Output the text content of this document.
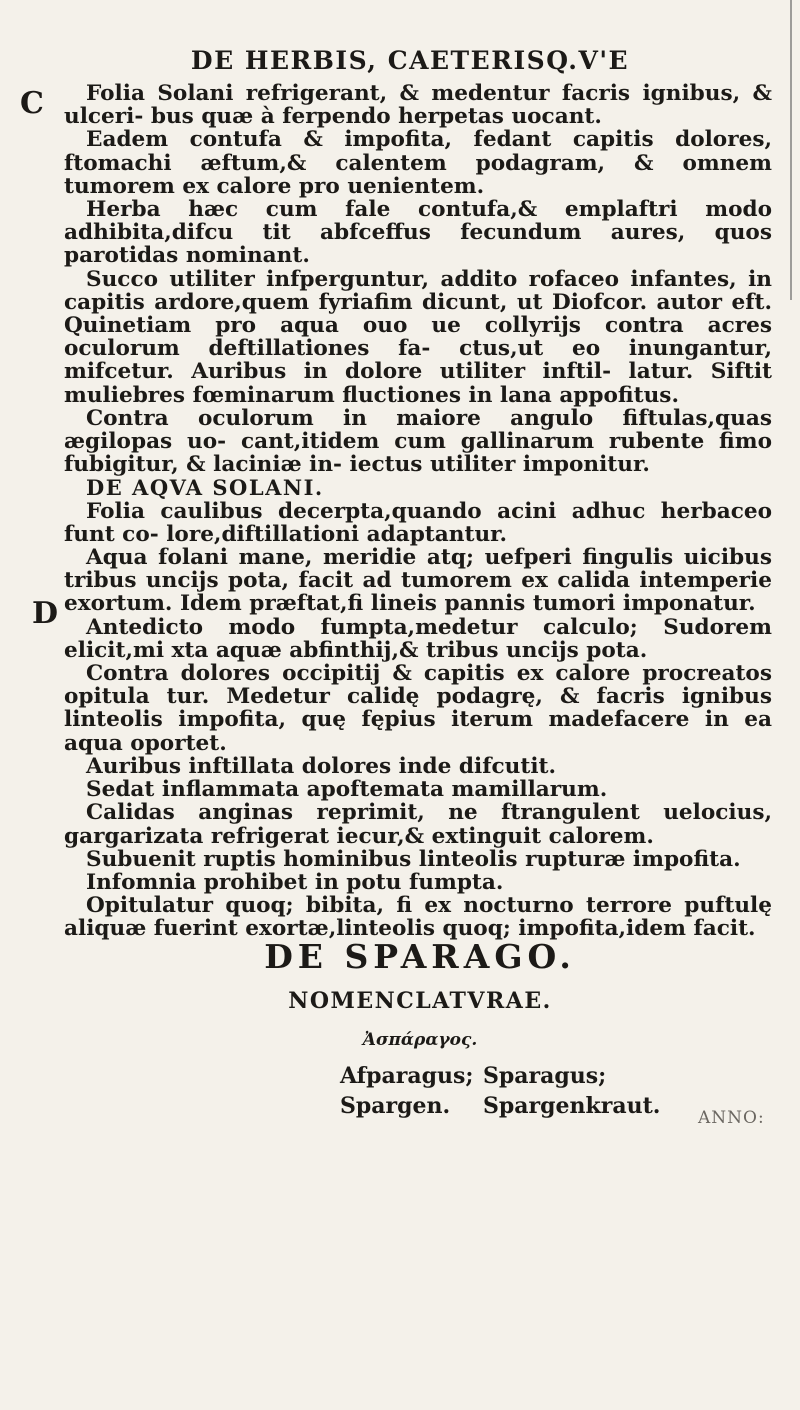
DE HERBIS, CAETERISQ.V'E
C
D

Folia Solani refrigerant, & medentur facris ignibus, & ulceri- bus quæ à ferpendo herpetas uocant.

Eadem contufa & impofita, fedant capitis dolores, ftomachi æftum,& calentem podagram, & omnem tumorem ex calore pro uenientem.

Herba hæc cum fale contufa,& emplaftri modo adhibita,difcu tit abfceffus fecundum aures, quos parotidas nominant.

Succo utiliter infperguntur, addito rofaceo infantes, in capitis ardore,quem fyriafim dicunt, ut Diofcor. autor eft. Quinetiam pro aqua ouo ue collyrijs contra acres oculorum deftillationes fa- ctus,ut eo inungantur, mifcetur. Auribus in dolore utiliter inftil- latur. Siftit muliebres fœminarum fluctiones in lana appofitus.

Contra oculorum in maiore angulo fiftulas,quas ægilopas uo- cant,itidem cum gallinarum rubente fimo fubigitur, & laciniæ in- iectus utiliter imponitur.

DE AQVA SOLANI.

Folia caulibus decerpta,quando acini adhuc herbaceo funt co- lore,diftillationi adaptantur.

Aqua folani mane, meridie atq; uefperi fingulis uicibus tribus uncijs pota, facit ad tumorem ex calida intemperie exortum. Idem præftat,fi lineis pannis tumori imponatur.

Antedicto modo fumpta,medetur calculo; Sudorem elicit,mi xta aquæ abfinthij,& tribus uncijs pota.

Contra dolores occipitij & capitis ex calore procreatos opitula tur. Medetur calidę podagrę, & facris ignibus linteolis impofita, quę fępius iterum madefacere in ea aqua oportet.

Auribus inftillata dolores inde difcutit.

Sedat inflammata apoftemata mamillarum.

Calidas anginas reprimit, ne ftrangulent uelocius, gargarizata refrigerat iecur,& extinguit calorem.

Subuenit ruptis hominibus linteolis rupturæ impofita.

Infomnia prohibet in potu fumpta.

Opitulatur quoq; bibita, fi ex nocturno terrore puftulę aliquæ fuerint exortæ,linteolis quoq; impofita,idem facit.

DE SPARAGO.
NOMENCLATVRAE.
Ἀσπάραγος.
Afparagus; Sparagus;
Spargen. Spargenkraut. ANNO:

# WHAT YOU HAVE TO DO
Omit the pictures; set down each record exactly.

# RESPONSE TO THE EXERCISE
Output the text content of this document.
DE HERBIS, CAETERISQ.V'E
C
D

Folia Solani refrigerant, & medentur facris ignibus, & ulceri- bus quæ à ferpendo herpetas uocant.

Eadem contufa & impofita, fedant capitis dolores, ftomachi æftum,& calentem podagram, & omnem tumorem ex calore pro uenientem.

Herba hæc cum fale contufa,& emplaftri modo adhibita,difcu tit abfceffus fecundum aures, quos parotidas nominant.

Succo utiliter infperguntur, addito rofaceo infantes, in capitis ardore,quem fyriafim dicunt, ut Diofcor. autor eft. Quinetiam pro aqua ouo ue collyrijs contra acres oculorum deftillationes fa- ctus,ut eo inungantur, mifcetur. Auribus in dolore utiliter inftil- latur. Siftit muliebres fœminarum fluctiones in lana appofitus.

Contra oculorum in maiore angulo fiftulas,quas ægilopas uo- cant,itidem cum gallinarum rubente fimo fubigitur, & laciniæ in- iectus utiliter imponitur.

DE AQVA SOLANI.

Folia caulibus decerpta,quando acini adhuc herbaceo funt co- lore,diftillationi adaptantur.

Aqua folani mane, meridie atq; uefperi fingulis uicibus tribus uncijs pota, facit ad tumorem ex calida intemperie exortum. Idem præftat,fi lineis pannis tumori imponatur.

Antedicto modo fumpta,medetur calculo; Sudorem elicit,mi xta aquæ abfinthij,& tribus uncijs pota.

Contra dolores occipitij & capitis ex calore procreatos opitula tur. Medetur calidę podagrę, & facris ignibus linteolis impofita, quę fępius iterum madefacere in ea aqua oportet.

Auribus inftillata dolores inde difcutit.

Sedat inflammata apoftemata mamillarum.

Calidas anginas reprimit, ne ftrangulent uelocius, gargarizata refrigerat iecur,& extinguit calorem.

Subuenit ruptis hominibus linteolis rupturæ impofita.

Infomnia prohibet in potu fumpta.

Opitulatur quoq; bibita, fi ex nocturno terrore puftulę aliquæ fuerint exortæ,linteolis quoq; impofita,idem facit.

DE SPARAGO.
NOMENCLATVRAE.
Ἀσπάραγος.
Afparagus; Sparagus;
Spargen. Spargenkraut. ANNO:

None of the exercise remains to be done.